-- Start of RECORDS FOR THE EXERCISE --

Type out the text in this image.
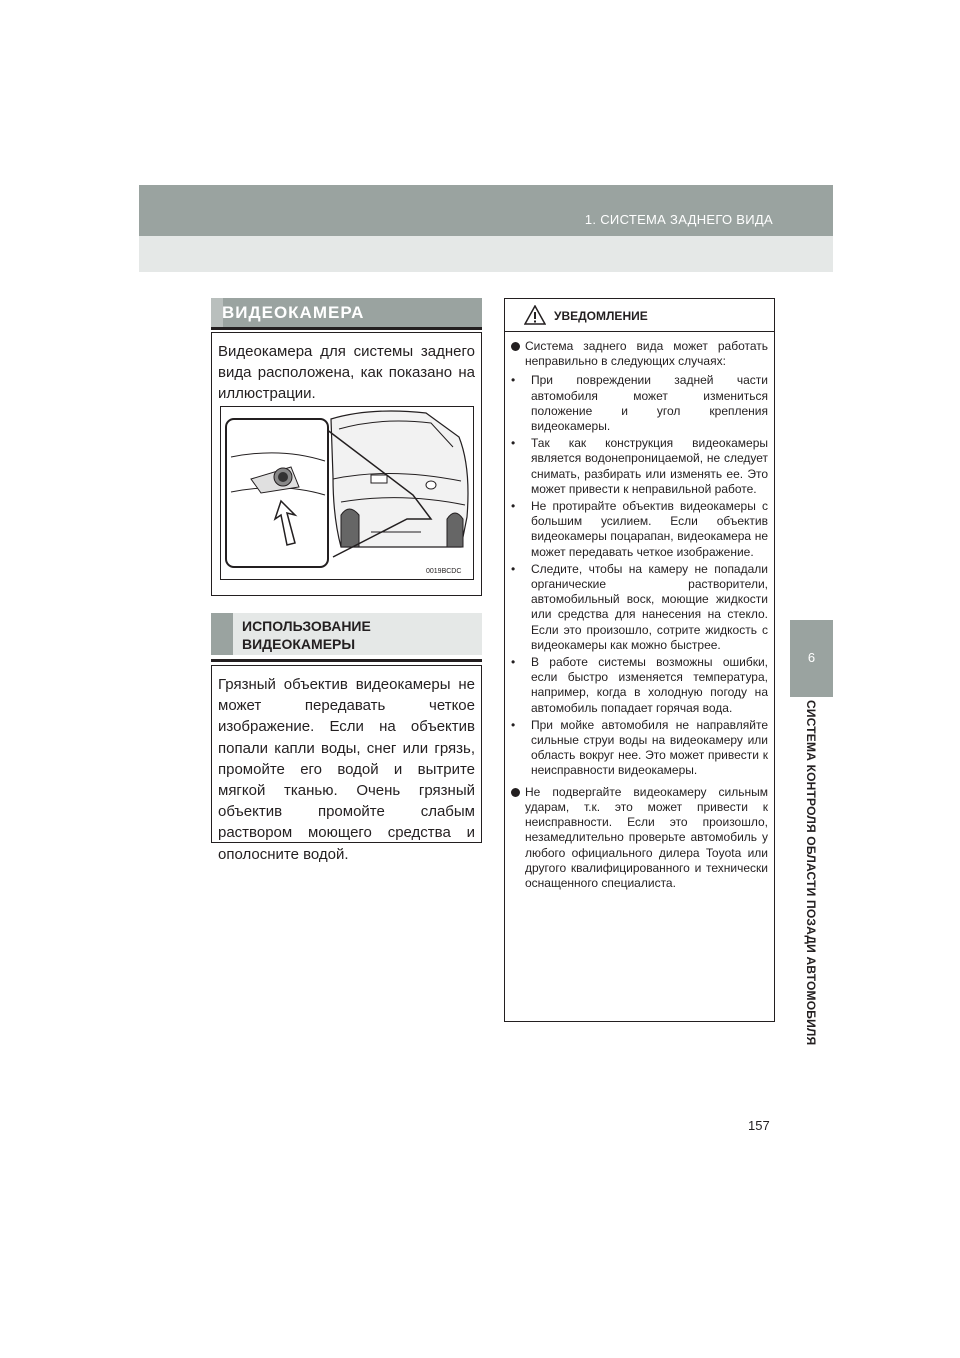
1. СИСТЕМА ЗАДНЕГО ВИДА
6
СИСТЕМА КОНТРОЛЯ ОБЛАСТИ ПОЗАДИ АВТОМОБИЛЯ
ВИДЕОКАМЕРА
Видеокамера для системы заднего вида расположена, как показано на иллюстрации.
0019BCDC
ИСПОЛЬЗОВАНИЕ
ВИДЕОКАМЕРЫ
Грязный объектив видеокамеры не может передавать четкое изображение. Если на объектив попали капли воды, снег или грязь, промойте его водой и вытрите мягкой тканью. Очень грязный объектив промойте слабым раствором моющего средства и ополосните водой.
УВЕДОМЛЕНИЕ
Система заднего вида может работать неправильно в следующих случаях:
• При повреждении задней части автомобиля может измениться положение и угол крепления видеокамеры.
• Так как конструкция видеокамеры является водонепроницаемой, не следует снимать, разбирать или изменять ее. Это может привести к неправильной работе.
• Не протирайте объектив видеокамеры с большим усилием. Если объектив видеокамеры поцарапан, видеокамера не может передавать четкое изображение.
• Следите, чтобы на камеру не попадали органические растворители, автомобильный воск, моющие жидкости или средства для нанесения на стекло. Если это произошло, сотрите жидкость с видеокамеры как можно быстрее.
• В работе системы возможны ошибки, если быстро изменяется температура, например, когда в холодную погоду на автомобиль попадает горячая вода.
• При мойке автомобиля не направляйте сильные струи воды на видеокамеру или область вокруг нее. Это может привести к неисправности видеокамеры.
Не подвергайте видеокамеру сильным ударам, т.к. это может привести к неисправности. Если это произошло, незамедлительно проверьте автомобиль у любого официального дилера Toyota или другого квалифицированного и технически оснащенного специалиста.
157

-- End of RECORDS FOR THE EXERCISE --

#### [WHAT YOU NEED TO DO]
Write out the entries again, exactly as given, skipping any images.

#### [RESPONSE]
Type out the text in this image.
1. СИСТЕМА ЗАДНЕГО ВИДА
6
СИСТЕМА КОНТРОЛЯ ОБЛАСТИ ПОЗАДИ АВТОМОБИЛЯ
ВИДЕОКАМЕРА
Видеокамера для системы заднего вида расположена, как показано на иллюстрации.
0019BCDC
ИСПОЛЬЗОВАНИЕ
ВИДЕОКАМЕРЫ
Грязный объектив видеокамеры не может передавать четкое изображение. Если на объектив попали капли воды, снег или грязь, промойте его водой и вытрите мягкой тканью. Очень грязный объектив промойте слабым раствором моющего средства и ополосните водой.
УВЕДОМЛЕНИЕ
Система заднего вида может работать неправильно в следующих случаях:
• При повреждении задней части автомобиля может измениться положение и угол крепления видеокамеры.
• Так как конструкция видеокамеры является водонепроницаемой, не следует снимать, разбирать или изменять ее. Это может привести к неправильной работе.
• Не протирайте объектив видеокамеры с большим усилием. Если объектив видеокамеры поцарапан, видеокамера не может передавать четкое изображение.
• Следите, чтобы на камеру не попадали органические растворители, автомобильный воск, моющие жидкости или средства для нанесения на стекло. Если это произошло, сотрите жидкость с видеокамеры как можно быстрее.
• В работе системы возможны ошибки, если быстро изменяется температура, например, когда в холодную погоду на автомобиль попадает горячая вода.
• При мойке автомобиля не направляйте сильные струи воды на видеокамеру или область вокруг нее. Это может привести к неисправности видеокамеры.
Не подвергайте видеокамеру сильным ударам, т.к. это может привести к неисправности. Если это произошло, незамедлительно проверьте автомобиль у любого официального дилера Toyota или другого квалифицированного и технически оснащенного специалиста.
157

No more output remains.